THE PROBLEM: Repeat the listing word for word. No pictures belong in the copy.

========================

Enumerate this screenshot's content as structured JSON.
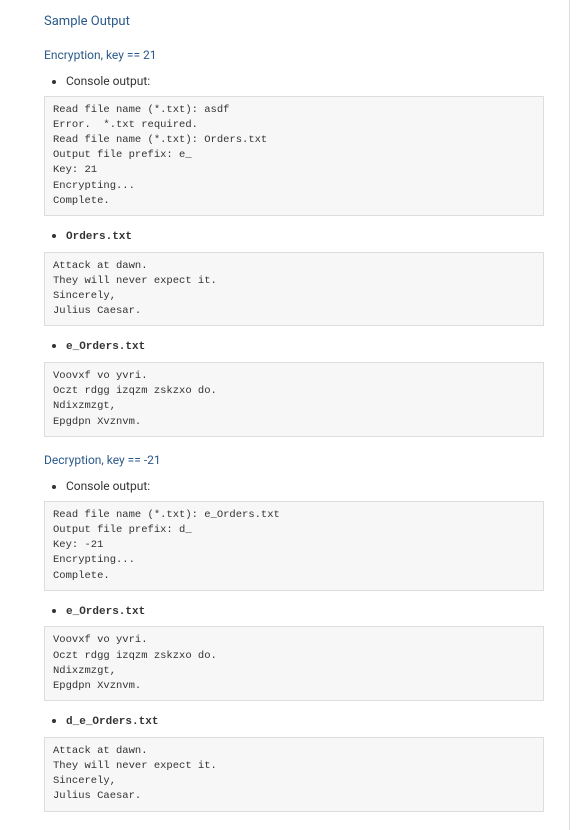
{
  "page": {
    "title": "Sample Output"
  },
  "encryption": {
    "heading": "Encryption, key == 21",
    "console_label": "Console output:",
    "console_output": "Read file name (*.txt): asdf\nError.  *.txt required.\nRead file name (*.txt): Orders.txt\nOutput file prefix: e_\nKey: 21\nEncrypting...\nComplete.",
    "file1_label": "Orders.txt",
    "file1_contents": "Attack at dawn.\nThey will never expect it.\nSincerely,\nJulius Caesar.",
    "file2_label": "e_Orders.txt",
    "file2_contents": "Voovxf vo yvri.\nOczt rdgg izqzm zskzxo do.\nNdixzmzgt,\nEpgdpn Xvznvm."
  },
  "decryption": {
    "heading": "Decryption, key == -21",
    "console_label": "Console output:",
    "console_output": "Read file name (*.txt): e_Orders.txt\nOutput file prefix: d_\nKey: -21\nEncrypting...\nComplete.",
    "file1_label": "e_Orders.txt",
    "file1_contents": "Voovxf vo yvri.\nOczt rdgg izqzm zskzxo do.\nNdixzmzgt,\nEpgdpn Xvznvm.",
    "file2_label": "d_e_Orders.txt",
    "file2_contents": "Attack at dawn.\nThey will never expect it.\nSincerely,\nJulius Caesar."
  }
}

========================

SOLUTION TO THE EXERCISE:
Enumerate this screenshot's content as structured JSON.
{
  "page": {
    "title": "Sample Output"
  },
  "encryption": {
    "heading": "Encryption, key == 21",
    "console_label": "Console output:",
    "console_output": "Read file name (*.txt): asdf\nError.  *.txt required.\nRead file name (*.txt): Orders.txt\nOutput file prefix: e_\nKey: 21\nEncrypting...\nComplete.",
    "file1_label": "Orders.txt",
    "file1_contents": "Attack at dawn.\nThey will never expect it.\nSincerely,\nJulius Caesar.",
    "file2_label": "e_Orders.txt",
    "file2_contents": "Voovxf vo yvri.\nOczt rdgg izqzm zskzxo do.\nNdixzmzgt,\nEpgdpn Xvznvm."
  },
  "decryption": {
    "heading": "Decryption, key == -21",
    "console_label": "Console output:",
    "console_output": "Read file name (*.txt): e_Orders.txt\nOutput file prefix: d_\nKey: -21\nEncrypting...\nComplete.",
    "file1_label": "e_Orders.txt",
    "file1_contents": "Voovxf vo yvri.\nOczt rdgg izqzm zskzxo do.\nNdixzmzgt,\nEpgdpn Xvznvm.",
    "file2_label": "d_e_Orders.txt",
    "file2_contents": "Attack at dawn.\nThey will never expect it.\nSincerely,\nJulius Caesar."
  }
}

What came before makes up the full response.